** YOUR OBJECTIVE **
Update the lines from the start of the ones below through the line containing "577, 810, 602]", replacing "body-line" with "text-line" and leaving everything else the same. Give back only those lines.

** RECORDED INFORMATION **

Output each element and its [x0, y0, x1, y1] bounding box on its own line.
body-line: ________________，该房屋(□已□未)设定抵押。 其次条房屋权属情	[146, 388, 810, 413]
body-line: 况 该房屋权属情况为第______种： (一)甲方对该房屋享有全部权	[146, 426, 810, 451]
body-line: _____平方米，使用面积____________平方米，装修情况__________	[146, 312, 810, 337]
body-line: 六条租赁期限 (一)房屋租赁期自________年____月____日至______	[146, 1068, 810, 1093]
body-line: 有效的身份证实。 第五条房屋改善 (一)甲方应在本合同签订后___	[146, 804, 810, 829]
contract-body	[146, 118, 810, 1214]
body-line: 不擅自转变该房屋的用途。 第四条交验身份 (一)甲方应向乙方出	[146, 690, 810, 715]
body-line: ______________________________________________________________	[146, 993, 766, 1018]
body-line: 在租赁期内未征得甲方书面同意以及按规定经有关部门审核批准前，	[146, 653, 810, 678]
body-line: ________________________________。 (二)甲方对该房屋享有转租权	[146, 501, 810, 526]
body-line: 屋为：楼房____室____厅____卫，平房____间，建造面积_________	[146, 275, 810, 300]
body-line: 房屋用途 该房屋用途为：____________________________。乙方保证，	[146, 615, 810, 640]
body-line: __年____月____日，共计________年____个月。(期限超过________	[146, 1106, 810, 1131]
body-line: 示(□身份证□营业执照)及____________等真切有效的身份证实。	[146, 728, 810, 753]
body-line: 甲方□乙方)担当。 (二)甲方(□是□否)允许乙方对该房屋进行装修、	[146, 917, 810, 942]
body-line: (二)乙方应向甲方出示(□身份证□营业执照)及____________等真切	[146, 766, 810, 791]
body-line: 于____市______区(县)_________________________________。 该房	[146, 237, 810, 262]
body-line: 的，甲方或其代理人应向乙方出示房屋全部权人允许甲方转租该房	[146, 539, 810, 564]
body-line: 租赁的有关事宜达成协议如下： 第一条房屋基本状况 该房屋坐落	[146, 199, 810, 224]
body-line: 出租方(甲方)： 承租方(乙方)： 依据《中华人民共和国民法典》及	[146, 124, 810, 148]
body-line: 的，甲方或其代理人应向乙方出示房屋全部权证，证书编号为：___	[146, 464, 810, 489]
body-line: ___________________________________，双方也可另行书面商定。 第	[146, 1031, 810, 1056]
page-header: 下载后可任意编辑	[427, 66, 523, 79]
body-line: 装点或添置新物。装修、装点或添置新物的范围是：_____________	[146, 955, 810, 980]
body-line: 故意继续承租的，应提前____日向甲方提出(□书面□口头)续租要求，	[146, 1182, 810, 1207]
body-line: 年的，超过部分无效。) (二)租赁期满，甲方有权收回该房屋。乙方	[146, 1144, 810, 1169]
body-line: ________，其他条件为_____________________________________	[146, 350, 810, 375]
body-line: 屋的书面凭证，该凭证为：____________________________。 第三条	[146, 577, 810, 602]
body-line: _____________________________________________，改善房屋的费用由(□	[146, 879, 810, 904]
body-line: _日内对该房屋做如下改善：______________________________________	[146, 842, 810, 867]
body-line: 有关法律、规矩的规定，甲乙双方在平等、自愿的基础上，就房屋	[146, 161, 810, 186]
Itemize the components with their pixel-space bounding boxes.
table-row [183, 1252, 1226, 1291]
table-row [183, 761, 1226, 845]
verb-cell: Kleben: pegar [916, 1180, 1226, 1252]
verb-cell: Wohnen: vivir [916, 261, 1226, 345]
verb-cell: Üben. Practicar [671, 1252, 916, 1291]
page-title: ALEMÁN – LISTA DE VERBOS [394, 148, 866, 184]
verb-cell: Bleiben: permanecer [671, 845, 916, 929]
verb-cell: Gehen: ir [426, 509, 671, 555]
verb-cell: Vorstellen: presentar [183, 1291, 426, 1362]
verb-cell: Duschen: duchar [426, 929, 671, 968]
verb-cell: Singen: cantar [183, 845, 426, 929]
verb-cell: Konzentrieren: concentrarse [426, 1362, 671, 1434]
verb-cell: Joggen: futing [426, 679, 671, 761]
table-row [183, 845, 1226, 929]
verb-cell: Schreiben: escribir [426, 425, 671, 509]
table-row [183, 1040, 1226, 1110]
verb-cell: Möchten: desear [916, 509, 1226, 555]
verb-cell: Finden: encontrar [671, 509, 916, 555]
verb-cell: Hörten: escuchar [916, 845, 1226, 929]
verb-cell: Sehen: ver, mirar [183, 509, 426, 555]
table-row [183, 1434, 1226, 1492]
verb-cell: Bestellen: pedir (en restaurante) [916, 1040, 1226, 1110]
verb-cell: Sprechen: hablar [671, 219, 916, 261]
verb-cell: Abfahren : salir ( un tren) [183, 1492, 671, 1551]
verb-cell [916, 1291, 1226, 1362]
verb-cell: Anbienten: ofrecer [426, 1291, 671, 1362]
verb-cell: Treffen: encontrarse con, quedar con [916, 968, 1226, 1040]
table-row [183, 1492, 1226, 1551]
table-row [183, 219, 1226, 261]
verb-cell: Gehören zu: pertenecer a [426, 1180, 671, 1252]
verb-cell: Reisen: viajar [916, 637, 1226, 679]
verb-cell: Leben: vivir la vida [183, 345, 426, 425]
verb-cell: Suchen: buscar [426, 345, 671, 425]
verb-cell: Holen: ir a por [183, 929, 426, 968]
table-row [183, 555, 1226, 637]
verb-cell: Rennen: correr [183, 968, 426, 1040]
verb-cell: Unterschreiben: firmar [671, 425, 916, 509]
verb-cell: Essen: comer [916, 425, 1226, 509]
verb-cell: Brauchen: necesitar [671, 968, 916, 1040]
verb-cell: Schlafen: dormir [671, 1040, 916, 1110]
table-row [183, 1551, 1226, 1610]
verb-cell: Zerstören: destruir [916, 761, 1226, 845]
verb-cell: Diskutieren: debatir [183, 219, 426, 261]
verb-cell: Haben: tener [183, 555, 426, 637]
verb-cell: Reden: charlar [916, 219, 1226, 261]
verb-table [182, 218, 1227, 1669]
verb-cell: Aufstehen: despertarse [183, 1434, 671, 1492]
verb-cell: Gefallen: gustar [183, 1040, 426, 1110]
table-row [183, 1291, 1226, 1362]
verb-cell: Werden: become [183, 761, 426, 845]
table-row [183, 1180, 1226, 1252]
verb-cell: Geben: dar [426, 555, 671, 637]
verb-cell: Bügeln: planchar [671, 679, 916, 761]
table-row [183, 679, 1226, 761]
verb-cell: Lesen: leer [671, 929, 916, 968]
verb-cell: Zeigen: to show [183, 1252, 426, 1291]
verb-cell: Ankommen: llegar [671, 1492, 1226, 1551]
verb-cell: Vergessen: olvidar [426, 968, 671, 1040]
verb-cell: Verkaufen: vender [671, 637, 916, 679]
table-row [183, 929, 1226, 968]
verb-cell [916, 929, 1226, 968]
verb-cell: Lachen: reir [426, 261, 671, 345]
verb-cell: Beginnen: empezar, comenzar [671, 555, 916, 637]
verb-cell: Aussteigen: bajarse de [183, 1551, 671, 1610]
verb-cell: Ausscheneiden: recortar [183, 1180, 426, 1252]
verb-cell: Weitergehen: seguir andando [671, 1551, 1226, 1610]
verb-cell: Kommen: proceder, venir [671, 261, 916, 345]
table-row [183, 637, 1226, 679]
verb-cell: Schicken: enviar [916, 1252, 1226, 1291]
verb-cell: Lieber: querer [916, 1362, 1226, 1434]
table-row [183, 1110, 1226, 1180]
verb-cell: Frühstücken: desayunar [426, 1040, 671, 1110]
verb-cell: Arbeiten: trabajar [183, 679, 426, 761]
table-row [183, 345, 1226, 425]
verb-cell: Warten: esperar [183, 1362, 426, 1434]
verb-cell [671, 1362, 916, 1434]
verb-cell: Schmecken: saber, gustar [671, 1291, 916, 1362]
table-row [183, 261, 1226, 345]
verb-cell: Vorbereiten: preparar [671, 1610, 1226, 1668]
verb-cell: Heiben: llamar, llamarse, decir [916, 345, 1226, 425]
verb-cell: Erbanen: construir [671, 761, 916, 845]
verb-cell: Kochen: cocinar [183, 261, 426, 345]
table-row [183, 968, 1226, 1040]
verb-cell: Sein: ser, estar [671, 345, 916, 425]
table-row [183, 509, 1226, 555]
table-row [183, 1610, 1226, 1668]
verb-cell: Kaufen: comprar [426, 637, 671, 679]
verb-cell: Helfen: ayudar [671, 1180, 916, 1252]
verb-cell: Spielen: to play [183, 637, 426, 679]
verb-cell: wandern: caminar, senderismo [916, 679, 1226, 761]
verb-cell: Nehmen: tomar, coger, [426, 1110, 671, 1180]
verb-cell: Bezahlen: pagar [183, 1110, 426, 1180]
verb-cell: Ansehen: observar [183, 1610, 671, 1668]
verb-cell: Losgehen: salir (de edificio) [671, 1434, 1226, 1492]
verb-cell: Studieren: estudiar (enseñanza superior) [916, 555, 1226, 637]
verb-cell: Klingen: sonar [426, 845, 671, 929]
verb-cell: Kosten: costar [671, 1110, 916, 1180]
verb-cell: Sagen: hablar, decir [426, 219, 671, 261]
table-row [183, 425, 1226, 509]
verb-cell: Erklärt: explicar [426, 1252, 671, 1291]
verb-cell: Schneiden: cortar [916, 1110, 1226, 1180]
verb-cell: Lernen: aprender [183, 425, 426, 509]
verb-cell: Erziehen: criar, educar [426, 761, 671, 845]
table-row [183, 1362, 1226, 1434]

** RESULT FOR THIS EXERCISE **
Output each element and its [x0, y0, x1, y1] bounding box on its own line.
text-line: ________________，该房屋(□已□未)设定抵押。 其次条房屋权属情	[146, 388, 810, 413]
text-line: 况 该房屋权属情况为第______种： (一)甲方对该房屋享有全部权	[146, 426, 810, 451]
text-line: _____平方米，使用面积____________平方米，装修情况__________	[146, 312, 810, 337]
text-line: 六条租赁期限 (一)房屋租赁期自________年____月____日至______	[146, 1068, 810, 1093]
text-line: 有效的身份证实。 第五条房屋改善 (一)甲方应在本合同签订后___	[146, 804, 810, 829]
contract-body	[146, 118, 810, 1214]
text-line: 不擅自转变该房屋的用途。 第四条交验身份 (一)甲方应向乙方出	[146, 690, 810, 715]
text-line: ______________________________________________________________	[146, 993, 766, 1018]
text-line: 在租赁期内未征得甲方书面同意以及按规定经有关部门审核批准前，	[146, 653, 810, 678]
text-line: ________________________________。 (二)甲方对该房屋享有转租权	[146, 501, 810, 526]
text-line: 屋为：楼房____室____厅____卫，平房____间，建造面积_________	[146, 275, 810, 300]
text-line: 房屋用途 该房屋用途为：____________________________。乙方保证，	[146, 615, 810, 640]
text-line: __年____月____日，共计________年____个月。(期限超过________	[146, 1106, 810, 1131]
text-line: 示(□身份证□营业执照)及____________等真切有效的身份证实。	[146, 728, 810, 753]
text-line: 甲方□乙方)担当。 (二)甲方(□是□否)允许乙方对该房屋进行装修、	[146, 917, 810, 942]
text-line: (二)乙方应向甲方出示(□身份证□营业执照)及____________等真切	[146, 766, 810, 791]
text-line: 于____市______区(县)_________________________________。 该房	[146, 237, 810, 262]
text-line: 的，甲方或其代理人应向乙方出示房屋全部权人允许甲方转租该房	[146, 539, 810, 564]
text-line: 租赁的有关事宜达成协议如下： 第一条房屋基本状况 该房屋坐落	[146, 199, 810, 224]
text-line: 出租方(甲方)： 承租方(乙方)： 依据《中华人民共和国民法典》及	[146, 124, 810, 148]
text-line: 的，甲方或其代理人应向乙方出示房屋全部权证，证书编号为：___	[146, 464, 810, 489]
text-line: ___________________________________，双方也可另行书面商定。 第	[146, 1031, 810, 1056]
page-header: 下载后可任意编辑	[427, 66, 523, 79]
text-line: 装点或添置新物。装修、装点或添置新物的范围是：_____________	[146, 955, 810, 980]
text-line: 故意继续承租的，应提前____日向甲方提出(□书面□口头)续租要求，	[146, 1182, 810, 1207]
text-line: 年的，超过部分无效。) (二)租赁期满，甲方有权收回该房屋。乙方	[146, 1144, 810, 1169]
text-line: ________，其他条件为_____________________________________	[146, 350, 810, 375]
text-line: 屋的书面凭证，该凭证为：____________________________。 第三条	[146, 577, 810, 602]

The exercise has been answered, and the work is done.